# Task item
From the first record to the last, write each one out again exactly.

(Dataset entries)
BEGIN

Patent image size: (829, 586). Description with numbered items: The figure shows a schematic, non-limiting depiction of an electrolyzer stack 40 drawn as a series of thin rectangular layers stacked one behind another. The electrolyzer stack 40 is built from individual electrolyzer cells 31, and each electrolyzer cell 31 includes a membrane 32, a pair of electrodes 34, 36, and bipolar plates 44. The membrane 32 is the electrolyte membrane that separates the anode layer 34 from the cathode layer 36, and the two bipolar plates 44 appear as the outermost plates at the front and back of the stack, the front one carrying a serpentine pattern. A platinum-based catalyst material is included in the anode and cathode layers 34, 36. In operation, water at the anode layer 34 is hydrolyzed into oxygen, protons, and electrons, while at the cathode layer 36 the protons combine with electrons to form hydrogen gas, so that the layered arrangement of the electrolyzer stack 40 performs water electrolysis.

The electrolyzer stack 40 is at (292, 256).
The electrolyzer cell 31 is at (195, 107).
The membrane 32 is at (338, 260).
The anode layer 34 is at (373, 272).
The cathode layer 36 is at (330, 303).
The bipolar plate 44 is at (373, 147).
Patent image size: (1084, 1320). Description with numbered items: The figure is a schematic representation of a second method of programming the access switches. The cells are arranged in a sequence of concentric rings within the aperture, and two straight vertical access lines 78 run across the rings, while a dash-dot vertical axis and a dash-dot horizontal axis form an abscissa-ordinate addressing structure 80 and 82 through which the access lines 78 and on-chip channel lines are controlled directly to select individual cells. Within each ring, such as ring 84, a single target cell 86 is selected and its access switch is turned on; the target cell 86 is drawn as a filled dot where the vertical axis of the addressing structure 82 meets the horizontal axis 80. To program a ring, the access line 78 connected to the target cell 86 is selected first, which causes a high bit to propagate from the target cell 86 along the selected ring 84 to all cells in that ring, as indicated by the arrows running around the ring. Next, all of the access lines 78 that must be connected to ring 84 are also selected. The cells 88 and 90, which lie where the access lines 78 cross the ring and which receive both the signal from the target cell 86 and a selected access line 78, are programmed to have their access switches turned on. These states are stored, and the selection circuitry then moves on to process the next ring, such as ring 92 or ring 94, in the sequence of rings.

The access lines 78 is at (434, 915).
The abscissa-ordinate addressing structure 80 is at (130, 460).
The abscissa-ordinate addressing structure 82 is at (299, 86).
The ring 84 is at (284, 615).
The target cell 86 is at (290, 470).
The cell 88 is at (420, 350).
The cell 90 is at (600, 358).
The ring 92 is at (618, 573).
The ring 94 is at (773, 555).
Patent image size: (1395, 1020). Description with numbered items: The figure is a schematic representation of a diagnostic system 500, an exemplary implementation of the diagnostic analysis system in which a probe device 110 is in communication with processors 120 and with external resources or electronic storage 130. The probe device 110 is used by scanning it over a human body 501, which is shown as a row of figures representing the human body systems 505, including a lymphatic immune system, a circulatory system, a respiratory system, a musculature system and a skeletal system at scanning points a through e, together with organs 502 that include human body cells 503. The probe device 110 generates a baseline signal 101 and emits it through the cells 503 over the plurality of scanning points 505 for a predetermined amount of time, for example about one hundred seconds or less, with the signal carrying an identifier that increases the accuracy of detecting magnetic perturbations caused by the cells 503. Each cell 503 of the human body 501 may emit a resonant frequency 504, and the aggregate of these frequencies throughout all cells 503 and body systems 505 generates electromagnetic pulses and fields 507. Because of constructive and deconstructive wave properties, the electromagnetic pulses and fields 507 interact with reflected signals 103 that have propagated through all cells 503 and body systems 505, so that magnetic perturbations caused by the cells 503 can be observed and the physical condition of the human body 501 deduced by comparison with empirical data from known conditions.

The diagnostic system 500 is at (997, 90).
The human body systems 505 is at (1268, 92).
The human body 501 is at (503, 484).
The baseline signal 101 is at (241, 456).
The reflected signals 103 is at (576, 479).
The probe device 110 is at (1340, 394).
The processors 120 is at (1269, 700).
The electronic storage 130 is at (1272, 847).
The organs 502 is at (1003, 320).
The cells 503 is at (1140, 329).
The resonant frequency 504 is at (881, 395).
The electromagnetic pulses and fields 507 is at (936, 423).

END

# Response below
Patent image size: (829, 586). Description with numbered items: The figure shows a schematic, non-limiting depiction of an electrolyzer stack 40 drawn as a series of thin rectangular layers stacked one behind another. The electrolyzer stack 40 is built from individual electrolyzer cells 31, and each electrolyzer cell 31 includes a membrane 32, a pair of electrodes 34, 36, and bipolar plates 44. The membrane 32 is the electrolyte membrane that separates the anode layer 34 from the cathode layer 36, and the two bipolar plates 44 appear as the outermost plates at the front and back of the stack, the front one carrying a serpentine pattern. A platinum-based catalyst material is included in the anode and cathode layers 34, 36. In operation, water at the anode layer 34 is hydrolyzed into oxygen, protons, and electrons, while at the cathode layer 36 the protons combine with electrons to form hydrogen gas, so that the layered arrangement of the electrolyzer stack 40 performs water electrolysis.

The electrolyzer stack 40 is at (292, 256).
The electrolyzer cell 31 is at (195, 107).
The membrane 32 is at (338, 260).
The anode layer 34 is at (373, 272).
The cathode layer 36 is at (330, 303).
The bipolar plate 44 is at (373, 147).
Patent image size: (1084, 1320). Description with numbered items: The figure is a schematic representation of a second method of programming the access switches. The cells are arranged in a sequence of concentric rings within the aperture, and two straight vertical access lines 78 run across the rings, while a dash-dot vertical axis and a dash-dot horizontal axis form an abscissa-ordinate addressing structure 80 and 82 through which the access lines 78 and on-chip channel lines are controlled directly to select individual cells. Within each ring, such as ring 84, a single target cell 86 is selected and its access switch is turned on; the target cell 86 is drawn as a filled dot where the vertical axis of the addressing structure 82 meets the horizontal axis 80. To program a ring, the access line 78 connected to the target cell 86 is selected first, which causes a high bit to propagate from the target cell 86 along the selected ring 84 to all cells in that ring, as indicated by the arrows running around the ring. Next, all of the access lines 78 that must be connected to ring 84 are also selected. The cells 88 and 90, which lie where the access lines 78 cross the ring and which receive both the signal from the target cell 86 and a selected access line 78, are programmed to have their access switches turned on. These states are stored, and the selection circuitry then moves on to process the next ring, such as ring 92 or ring 94, in the sequence of rings.

The access lines 78 is at (434, 915).
The abscissa-ordinate addressing structure 80 is at (130, 460).
The abscissa-ordinate addressing structure 82 is at (299, 86).
The ring 84 is at (284, 615).
The target cell 86 is at (290, 470).
The cell 88 is at (420, 350).
The cell 90 is at (600, 358).
The ring 92 is at (618, 573).
The ring 94 is at (773, 555).
Patent image size: (1395, 1020). Description with numbered items: The figure is a schematic representation of a diagnostic system 500, an exemplary implementation of the diagnostic analysis system in which a probe device 110 is in communication with processors 120 and with external resources or electronic storage 130. The probe device 110 is used by scanning it over a human body 501, which is shown as a row of figures representing the human body systems 505, including a lymphatic immune system, a circulatory system, a respiratory system, a musculature system and a skeletal system at scanning points a through e, together with organs 502 that include human body cells 503. The probe device 110 generates a baseline signal 101 and emits it through the cells 503 over the plurality of scanning points 505 for a predetermined amount of time, for example about one hundred seconds or less, with the signal carrying an identifier that increases the accuracy of detecting magnetic perturbations caused by the cells 503. Each cell 503 of the human body 501 may emit a resonant frequency 504, and the aggregate of these frequencies throughout all cells 503 and body systems 505 generates electromagnetic pulses and fields 507. Because of constructive and deconstructive wave properties, the electromagnetic pulses and fields 507 interact with reflected signals 103 that have propagated through all cells 503 and body systems 505, so that magnetic perturbations caused by the cells 503 can be observed and the physical condition of the human body 501 deduced by comparison with empirical data from known conditions.

The diagnostic system 500 is at (997, 90).
The human body systems 505 is at (1268, 92).
The human body 501 is at (503, 484).
The baseline signal 101 is at (241, 456).
The reflected signals 103 is at (576, 479).
The probe device 110 is at (1340, 394).
The processors 120 is at (1269, 700).
The electronic storage 130 is at (1272, 847).
The organs 502 is at (1003, 320).
The cells 503 is at (1140, 329).
The resonant frequency 504 is at (881, 395).
The electromagnetic pulses and fields 507 is at (936, 423).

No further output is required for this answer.